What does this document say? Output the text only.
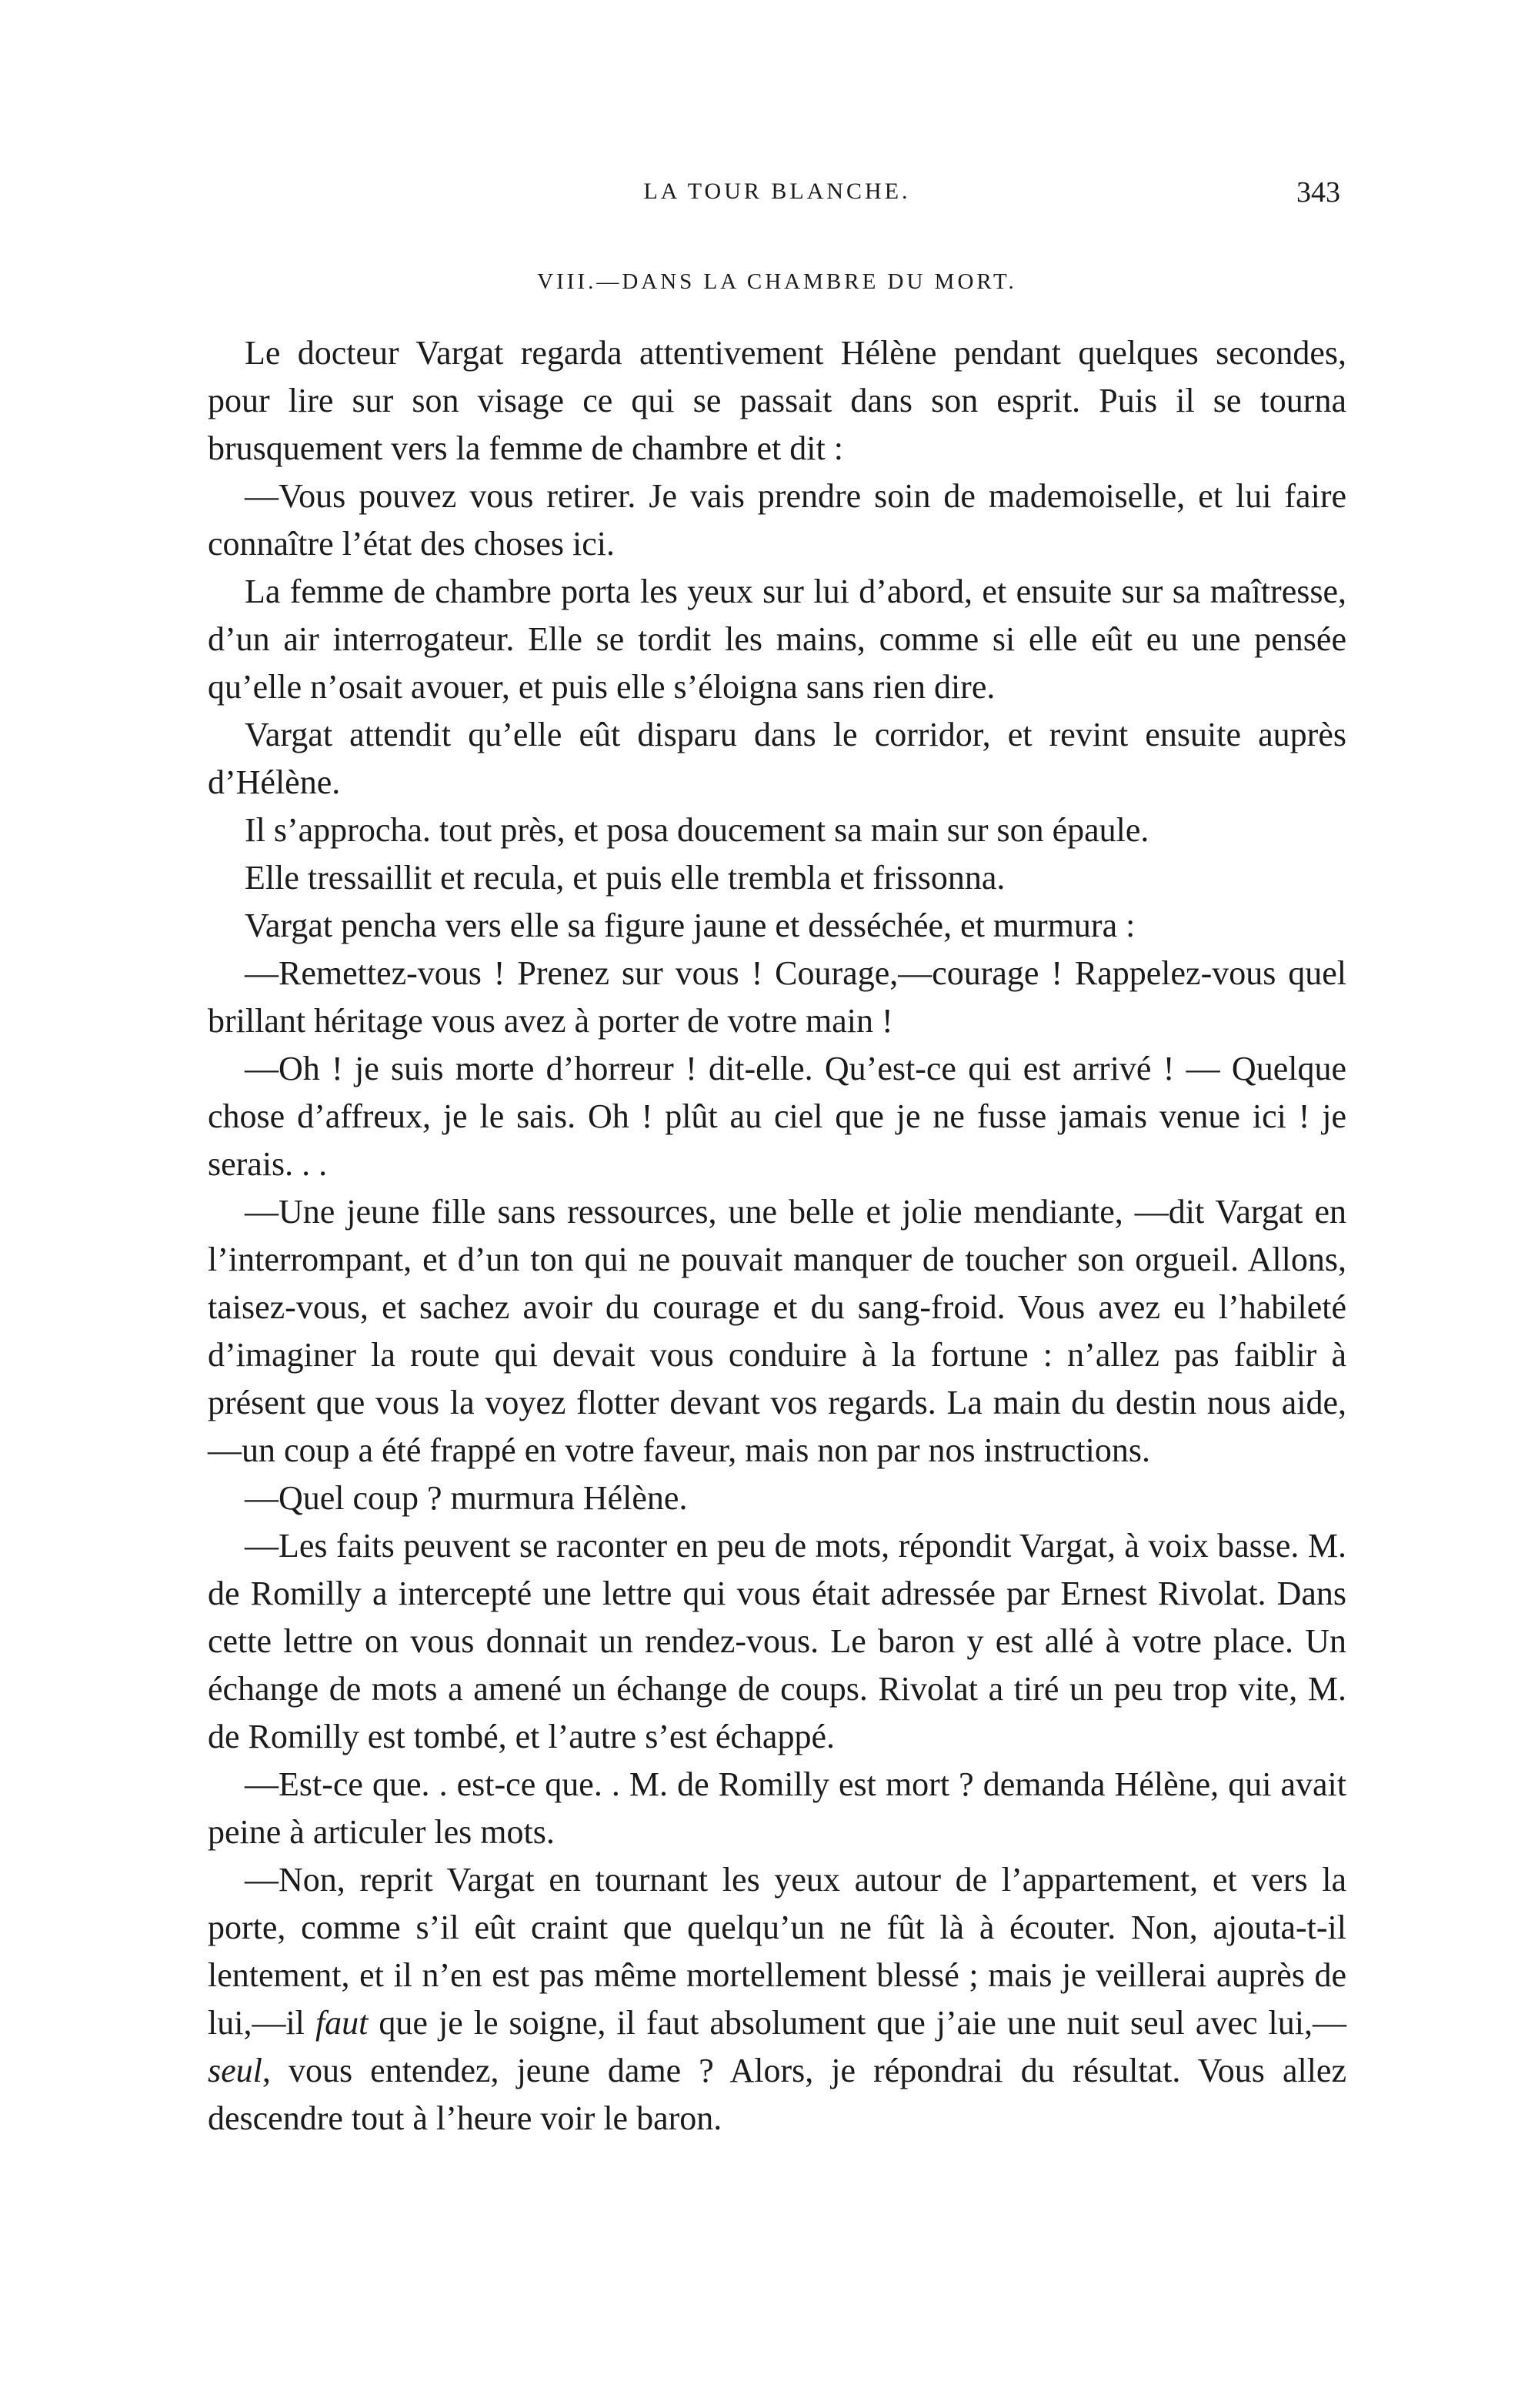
LA TOUR BLANCHE.	343
VIII.—DANS LA CHAMBRE DU MORT.

Le docteur Vargat regarda attentivement Hélène pendant quelques secondes, pour lire sur son visage ce qui se passait dans son esprit. Puis il se tourna brusquement vers la femme de chambre et dit :

—Vous pouvez vous retirer. Je vais prendre soin de mademoiselle, et lui faire connaître l’état des choses ici.

La femme de chambre porta les yeux sur lui d’abord, et ensuite sur sa maîtresse, d’un air interrogateur. Elle se tordit les mains, comme si elle eût eu une pensée qu’elle n’osait avouer, et puis elle s’éloigna sans rien dire.

Vargat attendit qu’elle eût disparu dans le corridor, et revint ensuite auprès d’Hélène.

Il s’approcha. tout près, et posa doucement sa main sur son épaule.

Elle tressaillit et recula, et puis elle trembla et frissonna.

Vargat pencha vers elle sa figure jaune et desséchée, et murmura :

—Remettez-vous ! Prenez sur vous ! Courage,—courage ! Rappelez-vous quel brillant héritage vous avez à porter de votre main !

—Oh ! je suis morte d’horreur ! dit-elle. Qu’est-ce qui est arrivé ! — Quelque chose d’affreux, je le sais. Oh ! plût au ciel que je ne fusse jamais venue ici ! je serais. . .

—Une jeune fille sans ressources, une belle et jolie mendiante, —dit Vargat en l’interrompant, et d’un ton qui ne pouvait manquer de toucher son orgueil. Allons, taisez-vous, et sachez avoir du courage et du sang-froid. Vous avez eu l’habileté d’imaginer la route qui devait vous conduire à la fortune : n’allez pas faiblir à présent que vous la voyez flotter devant vos regards. La main du destin nous aide,—un coup a été frappé en votre faveur, mais non par nos instructions.

—Quel coup ? murmura Hélène.

—Les faits peuvent se raconter en peu de mots, répondit Vargat, à voix basse. M. de Romilly a intercepté une lettre qui vous était adressée par Ernest Rivolat. Dans cette lettre on vous donnait un rendez-vous. Le baron y est allé à votre place. Un échange de mots a amené un échange de coups. Rivolat a tiré un peu trop vite, M. de Romilly est tombé, et l’autre s’est échappé.

—Est-ce que. . est-ce que. . M. de Romilly est mort ? demanda Hélène, qui avait peine à articuler les mots.

—Non, reprit Vargat en tournant les yeux autour de l’appartement, et vers la porte, comme s’il eût craint que quelqu’un ne fût là à écouter. Non, ajouta-t-il lentement, et il n’en est pas même mortellement blessé ; mais je veillerai auprès de lui,—il faut que je le soigne, il faut absolument que j’aie une nuit seul avec lui,—seul, vous entendez, jeune dame ? Alors, je répondrai du résultat. Vous allez descendre tout à l’heure voir le baron.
════════════════════
The task »
Quote the listing above in full, except for the pictures.

Solution below »
What does this document say? Output the text only.
LA TOUR BLANCHE.	343
VIII.—DANS LA CHAMBRE DU MORT.

Le docteur Vargat regarda attentivement Hélène pendant quelques secondes, pour lire sur son visage ce qui se passait dans son esprit. Puis il se tourna brusquement vers la femme de chambre et dit :

—Vous pouvez vous retirer. Je vais prendre soin de mademoiselle, et lui faire connaître l’état des choses ici.

La femme de chambre porta les yeux sur lui d’abord, et ensuite sur sa maîtresse, d’un air interrogateur. Elle se tordit les mains, comme si elle eût eu une pensée qu’elle n’osait avouer, et puis elle s’éloigna sans rien dire.

Vargat attendit qu’elle eût disparu dans le corridor, et revint ensuite auprès d’Hélène.

Il s’approcha. tout près, et posa doucement sa main sur son épaule.

Elle tressaillit et recula, et puis elle trembla et frissonna.

Vargat pencha vers elle sa figure jaune et desséchée, et murmura :

—Remettez-vous ! Prenez sur vous ! Courage,—courage ! Rappelez-vous quel brillant héritage vous avez à porter de votre main !

—Oh ! je suis morte d’horreur ! dit-elle. Qu’est-ce qui est arrivé ! — Quelque chose d’affreux, je le sais. Oh ! plût au ciel que je ne fusse jamais venue ici ! je serais. . .

—Une jeune fille sans ressources, une belle et jolie mendiante, —dit Vargat en l’interrompant, et d’un ton qui ne pouvait manquer de toucher son orgueil. Allons, taisez-vous, et sachez avoir du courage et du sang-froid. Vous avez eu l’habileté d’imaginer la route qui devait vous conduire à la fortune : n’allez pas faiblir à présent que vous la voyez flotter devant vos regards. La main du destin nous aide,—un coup a été frappé en votre faveur, mais non par nos instructions.

—Quel coup ? murmura Hélène.

—Les faits peuvent se raconter en peu de mots, répondit Vargat, à voix basse. M. de Romilly a intercepté une lettre qui vous était adressée par Ernest Rivolat. Dans cette lettre on vous donnait un rendez-vous. Le baron y est allé à votre place. Un échange de mots a amené un échange de coups. Rivolat a tiré un peu trop vite, M. de Romilly est tombé, et l’autre s’est échappé.

—Est-ce que. . est-ce que. . M. de Romilly est mort ? demanda Hélène, qui avait peine à articuler les mots.

—Non, reprit Vargat en tournant les yeux autour de l’appartement, et vers la porte, comme s’il eût craint que quelqu’un ne fût là à écouter. Non, ajouta-t-il lentement, et il n’en est pas même mortellement blessé ; mais je veillerai auprès de lui,—il faut que je le soigne, il faut absolument que j’aie une nuit seul avec lui,—seul, vous entendez, jeune dame ? Alors, je répondrai du résultat. Vous allez descendre tout à l’heure voir le baron.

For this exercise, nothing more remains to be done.